• [Exercise brief]: Copy out all the entries word for word.

[Stored data]
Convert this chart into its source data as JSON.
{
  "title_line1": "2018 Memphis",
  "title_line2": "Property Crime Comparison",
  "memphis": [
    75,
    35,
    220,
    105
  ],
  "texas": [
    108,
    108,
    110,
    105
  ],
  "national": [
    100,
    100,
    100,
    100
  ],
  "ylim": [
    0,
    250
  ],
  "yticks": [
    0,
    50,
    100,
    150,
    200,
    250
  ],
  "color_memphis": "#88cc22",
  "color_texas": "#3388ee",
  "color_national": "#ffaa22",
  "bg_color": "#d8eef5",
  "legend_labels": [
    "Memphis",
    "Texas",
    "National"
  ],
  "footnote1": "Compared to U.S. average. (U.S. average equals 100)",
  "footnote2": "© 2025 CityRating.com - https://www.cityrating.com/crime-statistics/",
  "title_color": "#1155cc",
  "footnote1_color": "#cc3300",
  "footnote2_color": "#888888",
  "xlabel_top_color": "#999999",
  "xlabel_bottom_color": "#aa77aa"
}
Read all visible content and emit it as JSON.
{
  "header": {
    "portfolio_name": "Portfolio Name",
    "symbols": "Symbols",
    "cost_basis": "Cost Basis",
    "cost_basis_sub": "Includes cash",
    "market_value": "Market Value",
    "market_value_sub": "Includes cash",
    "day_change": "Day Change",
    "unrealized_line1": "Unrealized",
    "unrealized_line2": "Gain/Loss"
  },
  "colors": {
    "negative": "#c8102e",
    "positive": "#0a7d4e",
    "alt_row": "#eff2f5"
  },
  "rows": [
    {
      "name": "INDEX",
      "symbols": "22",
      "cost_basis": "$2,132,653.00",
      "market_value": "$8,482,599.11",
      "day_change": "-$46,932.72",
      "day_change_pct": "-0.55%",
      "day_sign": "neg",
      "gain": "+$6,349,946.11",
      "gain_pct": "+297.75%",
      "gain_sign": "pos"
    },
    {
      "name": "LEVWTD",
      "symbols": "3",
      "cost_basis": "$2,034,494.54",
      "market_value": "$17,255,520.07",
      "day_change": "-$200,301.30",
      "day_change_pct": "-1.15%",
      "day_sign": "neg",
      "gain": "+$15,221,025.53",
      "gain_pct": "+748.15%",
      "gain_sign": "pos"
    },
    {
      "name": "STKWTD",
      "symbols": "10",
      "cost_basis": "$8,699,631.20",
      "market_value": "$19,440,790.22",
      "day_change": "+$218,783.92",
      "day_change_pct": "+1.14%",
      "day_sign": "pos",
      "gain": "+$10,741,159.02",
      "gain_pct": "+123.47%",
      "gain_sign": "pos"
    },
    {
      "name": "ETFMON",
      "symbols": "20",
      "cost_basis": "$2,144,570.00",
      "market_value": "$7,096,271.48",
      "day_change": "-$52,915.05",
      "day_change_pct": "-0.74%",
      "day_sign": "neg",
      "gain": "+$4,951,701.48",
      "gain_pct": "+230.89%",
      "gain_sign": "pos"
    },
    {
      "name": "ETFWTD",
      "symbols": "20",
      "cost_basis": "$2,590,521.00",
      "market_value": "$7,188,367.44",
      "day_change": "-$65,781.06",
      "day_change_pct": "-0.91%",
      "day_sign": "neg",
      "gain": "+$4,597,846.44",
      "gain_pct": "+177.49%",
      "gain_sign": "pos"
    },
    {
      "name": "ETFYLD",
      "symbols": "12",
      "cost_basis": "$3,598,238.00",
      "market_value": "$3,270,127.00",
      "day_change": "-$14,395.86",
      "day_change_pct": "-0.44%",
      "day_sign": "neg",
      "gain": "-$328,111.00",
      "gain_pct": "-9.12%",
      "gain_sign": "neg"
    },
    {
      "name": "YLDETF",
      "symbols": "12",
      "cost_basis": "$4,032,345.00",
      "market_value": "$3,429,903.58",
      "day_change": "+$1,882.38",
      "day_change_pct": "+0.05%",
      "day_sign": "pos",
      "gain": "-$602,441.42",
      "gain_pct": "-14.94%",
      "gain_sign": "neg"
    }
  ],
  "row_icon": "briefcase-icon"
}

• [Task answer]:
Convert this chart into its source data as JSON.
{
  "title_line1": "2018 Memphis",
  "title_line2": "Property Crime Comparison",
  "memphis": [
    75,
    35,
    220,
    105
  ],
  "texas": [
    108,
    108,
    110,
    105
  ],
  "national": [
    100,
    100,
    100,
    100
  ],
  "ylim": [
    0,
    250
  ],
  "yticks": [
    0,
    50,
    100,
    150,
    200,
    250
  ],
  "color_memphis": "#88cc22",
  "color_texas": "#3388ee",
  "color_national": "#ffaa22",
  "bg_color": "#d8eef5",
  "legend_labels": [
    "Memphis",
    "Texas",
    "National"
  ],
  "footnote1": "Compared to U.S. average. (U.S. average equals 100)",
  "footnote2": "© 2025 CityRating.com - https://www.cityrating.com/crime-statistics/",
  "title_color": "#1155cc",
  "footnote1_color": "#cc3300",
  "footnote2_color": "#888888",
  "xlabel_top_color": "#999999",
  "xlabel_bottom_color": "#aa77aa"
}
Read all visible content and emit it as JSON.
{
  "header": {
    "portfolio_name": "Portfolio Name",
    "symbols": "Symbols",
    "cost_basis": "Cost Basis",
    "cost_basis_sub": "Includes cash",
    "market_value": "Market Value",
    "market_value_sub": "Includes cash",
    "day_change": "Day Change",
    "unrealized_line1": "Unrealized",
    "unrealized_line2": "Gain/Loss"
  },
  "colors": {
    "negative": "#c8102e",
    "positive": "#0a7d4e",
    "alt_row": "#eff2f5"
  },
  "rows": [
    {
      "name": "INDEX",
      "symbols": "22",
      "cost_basis": "$2,132,653.00",
      "market_value": "$8,482,599.11",
      "day_change": "-$46,932.72",
      "day_change_pct": "-0.55%",
      "day_sign": "neg",
      "gain": "+$6,349,946.11",
      "gain_pct": "+297.75%",
      "gain_sign": "pos"
    },
    {
      "name": "LEVWTD",
      "symbols": "3",
      "cost_basis": "$2,034,494.54",
      "market_value": "$17,255,520.07",
      "day_change": "-$200,301.30",
      "day_change_pct": "-1.15%",
      "day_sign": "neg",
      "gain": "+$15,221,025.53",
      "gain_pct": "+748.15%",
      "gain_sign": "pos"
    },
    {
      "name": "STKWTD",
      "symbols": "10",
      "cost_basis": "$8,699,631.20",
      "market_value": "$19,440,790.22",
      "day_change": "+$218,783.92",
      "day_change_pct": "+1.14%",
      "day_sign": "pos",
      "gain": "+$10,741,159.02",
      "gain_pct": "+123.47%",
      "gain_sign": "pos"
    },
    {
      "name": "ETFMON",
      "symbols": "20",
      "cost_basis": "$2,144,570.00",
      "market_value": "$7,096,271.48",
      "day_change": "-$52,915.05",
      "day_change_pct": "-0.74%",
      "day_sign": "neg",
      "gain": "+$4,951,701.48",
      "gain_pct": "+230.89%",
      "gain_sign": "pos"
    },
    {
      "name": "ETFWTD",
      "symbols": "20",
      "cost_basis": "$2,590,521.00",
      "market_value": "$7,188,367.44",
      "day_change": "-$65,781.06",
      "day_change_pct": "-0.91%",
      "day_sign": "neg",
      "gain": "+$4,597,846.44",
      "gain_pct": "+177.49%",
      "gain_sign": "pos"
    },
    {
      "name": "ETFYLD",
      "symbols": "12",
      "cost_basis": "$3,598,238.00",
      "market_value": "$3,270,127.00",
      "day_change": "-$14,395.86",
      "day_change_pct": "-0.44%",
      "day_sign": "neg",
      "gain": "-$328,111.00",
      "gain_pct": "-9.12%",
      "gain_sign": "neg"
    },
    {
      "name": "YLDETF",
      "symbols": "12",
      "cost_basis": "$4,032,345.00",
      "market_value": "$3,429,903.58",
      "day_change": "+$1,882.38",
      "day_change_pct": "+0.05%",
      "day_sign": "pos",
      "gain": "-$602,441.42",
      "gain_pct": "-14.94%",
      "gain_sign": "neg"
    }
  ],
  "row_icon": "briefcase-icon"
}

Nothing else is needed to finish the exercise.